**Direction:**
Locate the string "cosa" throughout the material and copy every line in which it occurs.

• • • •

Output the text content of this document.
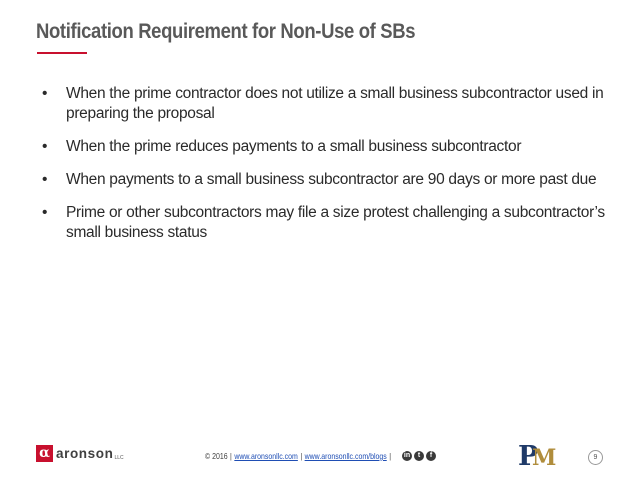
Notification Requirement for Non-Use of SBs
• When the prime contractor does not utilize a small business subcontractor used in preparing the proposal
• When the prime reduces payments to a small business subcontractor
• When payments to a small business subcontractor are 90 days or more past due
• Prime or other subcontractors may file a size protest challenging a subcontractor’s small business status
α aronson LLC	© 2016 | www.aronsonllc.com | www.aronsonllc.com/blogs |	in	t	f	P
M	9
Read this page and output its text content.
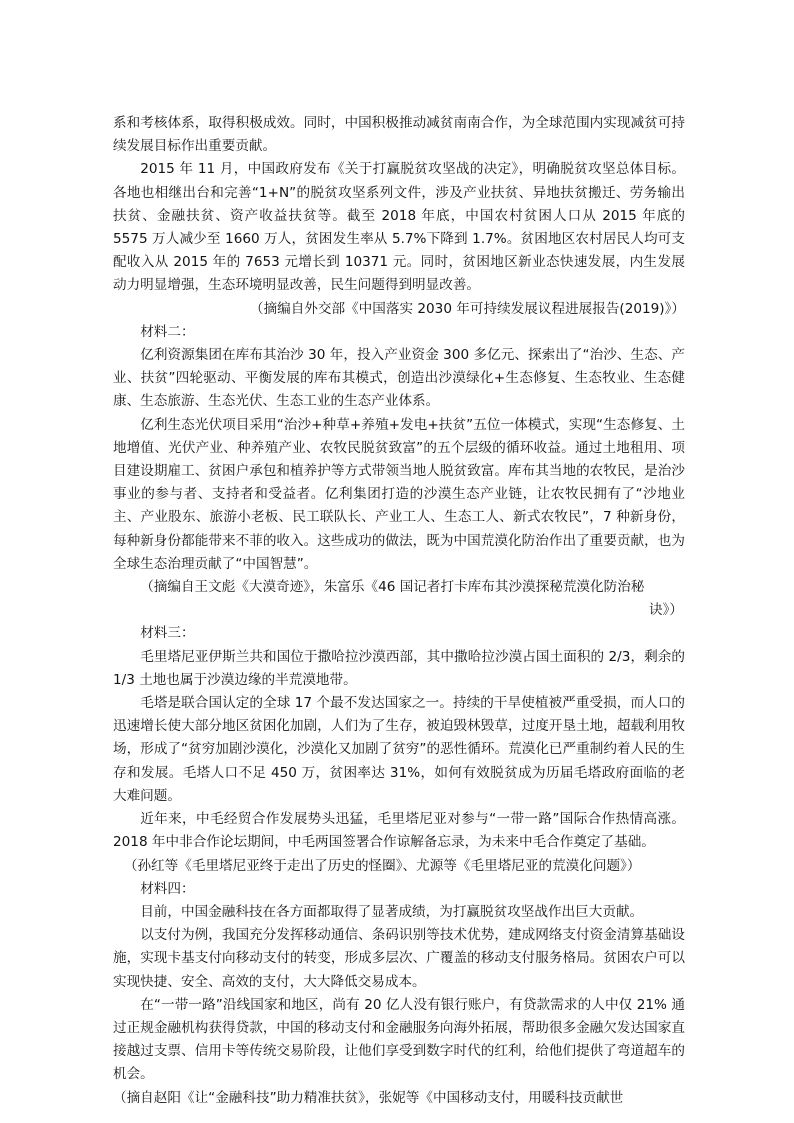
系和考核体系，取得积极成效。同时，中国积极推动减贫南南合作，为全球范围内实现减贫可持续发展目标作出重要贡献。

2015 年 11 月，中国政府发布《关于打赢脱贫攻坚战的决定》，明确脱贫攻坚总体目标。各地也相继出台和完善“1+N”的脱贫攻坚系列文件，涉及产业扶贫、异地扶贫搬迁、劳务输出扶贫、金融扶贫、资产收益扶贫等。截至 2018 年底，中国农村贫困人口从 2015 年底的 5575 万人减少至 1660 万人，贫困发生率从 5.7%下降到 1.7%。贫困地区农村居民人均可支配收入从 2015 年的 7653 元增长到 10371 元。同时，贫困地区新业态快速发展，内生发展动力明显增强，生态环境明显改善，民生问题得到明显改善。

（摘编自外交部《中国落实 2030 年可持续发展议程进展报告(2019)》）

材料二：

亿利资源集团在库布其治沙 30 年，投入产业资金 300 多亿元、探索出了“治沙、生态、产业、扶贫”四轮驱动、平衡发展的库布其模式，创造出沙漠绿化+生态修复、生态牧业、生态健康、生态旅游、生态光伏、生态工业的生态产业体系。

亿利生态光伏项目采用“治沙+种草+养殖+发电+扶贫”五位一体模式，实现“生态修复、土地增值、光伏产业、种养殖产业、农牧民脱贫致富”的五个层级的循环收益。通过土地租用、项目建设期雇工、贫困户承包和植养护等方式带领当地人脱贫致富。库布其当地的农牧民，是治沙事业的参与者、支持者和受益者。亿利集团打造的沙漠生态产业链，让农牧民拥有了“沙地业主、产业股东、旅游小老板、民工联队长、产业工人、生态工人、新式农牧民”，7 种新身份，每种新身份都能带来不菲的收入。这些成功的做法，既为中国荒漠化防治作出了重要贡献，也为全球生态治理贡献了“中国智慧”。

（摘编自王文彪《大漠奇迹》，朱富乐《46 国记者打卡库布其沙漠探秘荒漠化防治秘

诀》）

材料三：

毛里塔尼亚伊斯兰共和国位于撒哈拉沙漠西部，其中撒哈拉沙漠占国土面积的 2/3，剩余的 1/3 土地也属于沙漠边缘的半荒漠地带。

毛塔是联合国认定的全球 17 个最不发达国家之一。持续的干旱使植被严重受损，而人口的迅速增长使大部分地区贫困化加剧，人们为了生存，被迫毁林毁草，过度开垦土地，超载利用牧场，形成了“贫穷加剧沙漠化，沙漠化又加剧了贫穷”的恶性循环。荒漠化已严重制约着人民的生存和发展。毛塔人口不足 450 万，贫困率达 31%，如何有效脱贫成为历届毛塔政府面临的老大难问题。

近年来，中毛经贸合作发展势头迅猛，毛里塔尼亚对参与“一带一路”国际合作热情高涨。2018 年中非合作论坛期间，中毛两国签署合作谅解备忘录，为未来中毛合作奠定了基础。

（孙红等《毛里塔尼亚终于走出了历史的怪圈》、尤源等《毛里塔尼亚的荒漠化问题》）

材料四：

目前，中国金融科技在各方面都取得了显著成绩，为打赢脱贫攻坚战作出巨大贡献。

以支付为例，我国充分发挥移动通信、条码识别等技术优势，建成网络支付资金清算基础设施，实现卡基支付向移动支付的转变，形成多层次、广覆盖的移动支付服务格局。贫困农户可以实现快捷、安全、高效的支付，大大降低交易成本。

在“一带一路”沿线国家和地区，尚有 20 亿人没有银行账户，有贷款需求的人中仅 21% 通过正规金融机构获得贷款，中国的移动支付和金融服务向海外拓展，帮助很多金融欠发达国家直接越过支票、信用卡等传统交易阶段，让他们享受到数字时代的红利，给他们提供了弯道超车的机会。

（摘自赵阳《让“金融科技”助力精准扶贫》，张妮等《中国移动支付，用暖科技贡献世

• • • •

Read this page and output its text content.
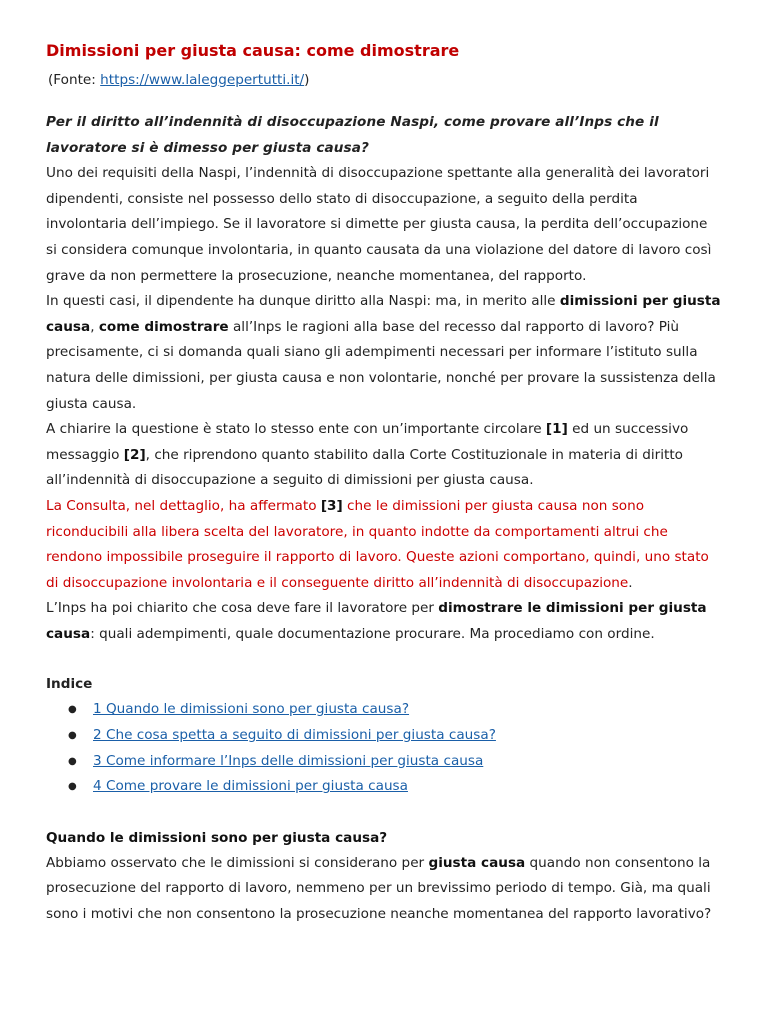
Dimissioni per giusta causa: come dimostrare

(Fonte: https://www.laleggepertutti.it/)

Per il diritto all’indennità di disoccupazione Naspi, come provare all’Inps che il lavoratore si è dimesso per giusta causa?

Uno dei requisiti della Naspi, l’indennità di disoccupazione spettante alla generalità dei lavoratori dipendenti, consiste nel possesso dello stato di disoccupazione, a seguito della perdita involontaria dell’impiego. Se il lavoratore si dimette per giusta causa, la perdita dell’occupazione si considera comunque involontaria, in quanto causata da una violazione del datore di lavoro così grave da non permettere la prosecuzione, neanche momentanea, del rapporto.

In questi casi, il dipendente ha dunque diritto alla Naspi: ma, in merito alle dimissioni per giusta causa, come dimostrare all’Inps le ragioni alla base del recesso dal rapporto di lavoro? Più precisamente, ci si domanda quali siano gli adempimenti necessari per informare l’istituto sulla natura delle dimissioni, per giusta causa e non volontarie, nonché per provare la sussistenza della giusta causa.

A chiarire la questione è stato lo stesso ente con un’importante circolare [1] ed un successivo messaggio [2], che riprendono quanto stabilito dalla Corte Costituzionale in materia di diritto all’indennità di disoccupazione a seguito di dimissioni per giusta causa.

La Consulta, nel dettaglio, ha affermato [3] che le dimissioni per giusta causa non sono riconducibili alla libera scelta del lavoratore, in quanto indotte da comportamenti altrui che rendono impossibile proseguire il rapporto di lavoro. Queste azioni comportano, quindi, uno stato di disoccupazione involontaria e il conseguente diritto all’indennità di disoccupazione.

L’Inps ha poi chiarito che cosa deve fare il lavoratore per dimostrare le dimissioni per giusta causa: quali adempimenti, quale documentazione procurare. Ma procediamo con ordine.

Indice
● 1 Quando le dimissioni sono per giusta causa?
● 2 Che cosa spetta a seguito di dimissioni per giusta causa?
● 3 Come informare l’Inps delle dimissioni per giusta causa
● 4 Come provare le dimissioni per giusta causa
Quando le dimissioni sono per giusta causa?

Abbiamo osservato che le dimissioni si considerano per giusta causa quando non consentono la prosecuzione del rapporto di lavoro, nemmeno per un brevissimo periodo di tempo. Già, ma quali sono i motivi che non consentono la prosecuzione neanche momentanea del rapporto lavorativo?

• • • •

**Exercise solution:**
L’Inps ha poi chiarito che cosa deve fare il lavoratore per dimostrare le dimissioni per giusta causa: quali adempimenti, quale documentazione procurare. Ma procediamo con ordine.
● 2 Che cosa spetta a seguito di dimissioni per giusta causa?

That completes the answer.